* What to produce *
Reproduce the rows starting at the beginning and ending at the line that contains "nutrient-name-cell: Витамин B3", replacing "left-value-cell" with "left-amount-cell" and leaving everything else unchanged.

# # #

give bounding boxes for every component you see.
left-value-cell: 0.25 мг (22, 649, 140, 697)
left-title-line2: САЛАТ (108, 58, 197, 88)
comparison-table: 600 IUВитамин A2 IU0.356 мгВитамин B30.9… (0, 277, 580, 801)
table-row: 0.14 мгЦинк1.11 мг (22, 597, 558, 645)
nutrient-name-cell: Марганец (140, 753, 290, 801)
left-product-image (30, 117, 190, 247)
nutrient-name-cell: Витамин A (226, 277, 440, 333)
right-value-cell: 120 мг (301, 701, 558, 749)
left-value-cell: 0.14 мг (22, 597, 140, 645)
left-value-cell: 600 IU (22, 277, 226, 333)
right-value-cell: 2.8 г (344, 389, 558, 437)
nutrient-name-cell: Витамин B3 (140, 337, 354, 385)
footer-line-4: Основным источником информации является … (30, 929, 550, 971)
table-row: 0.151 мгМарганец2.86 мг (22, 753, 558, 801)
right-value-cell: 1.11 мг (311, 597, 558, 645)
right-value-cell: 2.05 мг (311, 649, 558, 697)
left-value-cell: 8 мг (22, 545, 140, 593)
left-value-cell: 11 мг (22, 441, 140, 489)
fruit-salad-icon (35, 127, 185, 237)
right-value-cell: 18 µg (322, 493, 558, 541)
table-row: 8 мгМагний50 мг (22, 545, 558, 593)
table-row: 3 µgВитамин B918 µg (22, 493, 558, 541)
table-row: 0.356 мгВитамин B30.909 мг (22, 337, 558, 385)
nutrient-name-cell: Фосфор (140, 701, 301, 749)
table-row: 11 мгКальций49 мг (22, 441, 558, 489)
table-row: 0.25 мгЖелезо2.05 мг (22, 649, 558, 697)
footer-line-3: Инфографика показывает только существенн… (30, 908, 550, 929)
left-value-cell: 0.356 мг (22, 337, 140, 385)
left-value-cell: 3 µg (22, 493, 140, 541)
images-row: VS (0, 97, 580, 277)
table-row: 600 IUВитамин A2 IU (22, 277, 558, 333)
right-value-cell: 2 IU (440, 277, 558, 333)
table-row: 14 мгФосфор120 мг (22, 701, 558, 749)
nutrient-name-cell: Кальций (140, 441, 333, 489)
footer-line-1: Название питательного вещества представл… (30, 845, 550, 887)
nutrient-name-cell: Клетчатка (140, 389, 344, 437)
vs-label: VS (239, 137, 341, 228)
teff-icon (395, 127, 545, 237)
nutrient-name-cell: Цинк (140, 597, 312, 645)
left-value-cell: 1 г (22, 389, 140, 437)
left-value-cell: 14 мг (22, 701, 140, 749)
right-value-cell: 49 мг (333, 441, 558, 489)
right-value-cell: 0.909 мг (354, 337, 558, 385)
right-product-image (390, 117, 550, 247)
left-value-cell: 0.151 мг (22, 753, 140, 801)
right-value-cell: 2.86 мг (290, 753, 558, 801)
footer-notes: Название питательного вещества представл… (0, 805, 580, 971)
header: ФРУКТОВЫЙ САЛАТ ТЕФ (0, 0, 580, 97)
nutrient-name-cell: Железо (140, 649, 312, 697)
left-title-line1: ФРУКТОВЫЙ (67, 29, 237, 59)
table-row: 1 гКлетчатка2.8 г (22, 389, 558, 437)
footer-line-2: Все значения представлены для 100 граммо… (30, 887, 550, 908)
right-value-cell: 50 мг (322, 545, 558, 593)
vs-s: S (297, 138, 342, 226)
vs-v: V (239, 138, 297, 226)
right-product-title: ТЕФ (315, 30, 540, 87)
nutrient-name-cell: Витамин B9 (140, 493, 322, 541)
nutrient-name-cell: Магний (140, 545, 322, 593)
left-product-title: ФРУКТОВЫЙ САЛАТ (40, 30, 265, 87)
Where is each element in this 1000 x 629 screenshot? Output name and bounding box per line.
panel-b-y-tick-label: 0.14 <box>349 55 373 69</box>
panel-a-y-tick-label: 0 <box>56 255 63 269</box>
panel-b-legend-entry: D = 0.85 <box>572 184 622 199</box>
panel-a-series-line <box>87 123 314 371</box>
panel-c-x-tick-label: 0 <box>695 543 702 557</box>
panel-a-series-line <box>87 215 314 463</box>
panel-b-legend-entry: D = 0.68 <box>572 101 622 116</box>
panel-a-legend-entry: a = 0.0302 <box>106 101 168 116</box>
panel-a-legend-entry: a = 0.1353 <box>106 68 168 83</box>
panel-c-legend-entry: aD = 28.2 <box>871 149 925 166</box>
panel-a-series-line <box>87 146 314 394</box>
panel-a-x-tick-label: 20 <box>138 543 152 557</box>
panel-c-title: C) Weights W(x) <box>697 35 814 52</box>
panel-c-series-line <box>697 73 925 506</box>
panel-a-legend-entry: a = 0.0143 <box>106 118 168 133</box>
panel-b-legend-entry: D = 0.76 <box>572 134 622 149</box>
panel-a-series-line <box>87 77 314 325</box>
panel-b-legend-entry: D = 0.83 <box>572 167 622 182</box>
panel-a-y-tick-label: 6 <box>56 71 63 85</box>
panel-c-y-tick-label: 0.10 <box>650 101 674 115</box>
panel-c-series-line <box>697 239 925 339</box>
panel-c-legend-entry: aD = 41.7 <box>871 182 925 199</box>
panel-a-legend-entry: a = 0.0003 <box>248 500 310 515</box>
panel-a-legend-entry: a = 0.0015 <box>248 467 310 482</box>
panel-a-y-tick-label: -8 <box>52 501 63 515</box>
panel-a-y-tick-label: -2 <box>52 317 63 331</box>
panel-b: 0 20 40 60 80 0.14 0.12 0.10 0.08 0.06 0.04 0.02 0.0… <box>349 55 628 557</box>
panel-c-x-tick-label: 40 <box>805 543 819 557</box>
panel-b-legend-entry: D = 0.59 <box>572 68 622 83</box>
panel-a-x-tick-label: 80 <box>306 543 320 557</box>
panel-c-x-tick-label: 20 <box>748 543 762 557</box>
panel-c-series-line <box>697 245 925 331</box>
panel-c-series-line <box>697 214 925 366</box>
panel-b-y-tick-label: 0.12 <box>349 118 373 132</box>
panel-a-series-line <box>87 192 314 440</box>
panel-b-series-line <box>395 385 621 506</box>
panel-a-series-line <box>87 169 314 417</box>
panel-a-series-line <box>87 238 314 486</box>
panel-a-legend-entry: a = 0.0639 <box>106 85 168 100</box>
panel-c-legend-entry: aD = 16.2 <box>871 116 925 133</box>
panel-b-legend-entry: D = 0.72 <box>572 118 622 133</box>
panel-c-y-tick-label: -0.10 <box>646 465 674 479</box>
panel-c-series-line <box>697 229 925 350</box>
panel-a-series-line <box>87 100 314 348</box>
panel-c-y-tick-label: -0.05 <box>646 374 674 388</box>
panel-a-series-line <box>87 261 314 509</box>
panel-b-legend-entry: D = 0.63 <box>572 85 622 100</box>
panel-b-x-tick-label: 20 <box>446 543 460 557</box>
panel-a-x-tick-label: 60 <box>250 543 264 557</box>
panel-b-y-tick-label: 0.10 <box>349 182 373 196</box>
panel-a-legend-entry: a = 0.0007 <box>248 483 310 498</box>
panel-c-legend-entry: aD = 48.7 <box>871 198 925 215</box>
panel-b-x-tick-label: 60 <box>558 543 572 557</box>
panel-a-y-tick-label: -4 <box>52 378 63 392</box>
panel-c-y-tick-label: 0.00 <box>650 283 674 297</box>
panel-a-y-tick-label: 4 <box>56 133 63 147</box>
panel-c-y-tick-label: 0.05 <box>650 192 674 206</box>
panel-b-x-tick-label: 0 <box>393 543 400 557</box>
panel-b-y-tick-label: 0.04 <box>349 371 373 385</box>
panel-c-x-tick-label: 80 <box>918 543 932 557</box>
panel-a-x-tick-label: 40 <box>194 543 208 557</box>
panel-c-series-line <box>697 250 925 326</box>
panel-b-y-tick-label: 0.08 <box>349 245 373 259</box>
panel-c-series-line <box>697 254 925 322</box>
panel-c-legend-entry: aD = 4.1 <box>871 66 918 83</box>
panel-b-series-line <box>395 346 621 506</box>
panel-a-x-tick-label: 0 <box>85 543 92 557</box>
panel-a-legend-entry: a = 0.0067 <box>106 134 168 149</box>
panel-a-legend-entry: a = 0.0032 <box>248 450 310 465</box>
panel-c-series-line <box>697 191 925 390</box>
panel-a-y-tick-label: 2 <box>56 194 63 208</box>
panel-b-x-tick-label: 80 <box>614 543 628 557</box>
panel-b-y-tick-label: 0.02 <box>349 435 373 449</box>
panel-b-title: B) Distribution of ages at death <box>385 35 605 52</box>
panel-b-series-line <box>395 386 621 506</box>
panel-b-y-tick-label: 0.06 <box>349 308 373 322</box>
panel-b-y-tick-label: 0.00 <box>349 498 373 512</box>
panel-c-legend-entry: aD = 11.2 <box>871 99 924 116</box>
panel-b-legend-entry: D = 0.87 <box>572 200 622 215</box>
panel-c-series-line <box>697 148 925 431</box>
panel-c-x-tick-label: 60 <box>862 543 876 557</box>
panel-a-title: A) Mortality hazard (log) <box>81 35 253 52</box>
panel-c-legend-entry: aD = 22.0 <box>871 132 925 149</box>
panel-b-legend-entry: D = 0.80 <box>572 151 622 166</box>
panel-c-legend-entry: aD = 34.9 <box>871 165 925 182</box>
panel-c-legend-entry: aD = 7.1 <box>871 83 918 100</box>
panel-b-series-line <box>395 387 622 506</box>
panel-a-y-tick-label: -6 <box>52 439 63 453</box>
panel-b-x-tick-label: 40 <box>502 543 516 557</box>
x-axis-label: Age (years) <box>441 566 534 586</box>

# # #

* Output *
give bounding boxes for every component you see.
left-amount-cell: 0.25 мг (22, 649, 140, 697)
left-title-line2: САЛАТ (108, 58, 197, 88)
comparison-table: 600 IUВитамин A2 IU0.356 мгВитамин B30.9… (0, 277, 580, 801)
table-row: 0.14 мгЦинк1.11 мг (22, 597, 558, 645)
nutrient-name-cell: Марганец (140, 753, 290, 801)
left-product-image (30, 117, 190, 247)
nutrient-name-cell: Витамин A (226, 277, 440, 333)
right-value-cell: 120 мг (301, 701, 558, 749)
left-amount-cell: 0.14 мг (22, 597, 140, 645)
left-amount-cell: 600 IU (22, 277, 226, 333)
right-value-cell: 2.8 г (344, 389, 558, 437)
nutrient-name-cell: Витамин B3 (140, 337, 354, 385)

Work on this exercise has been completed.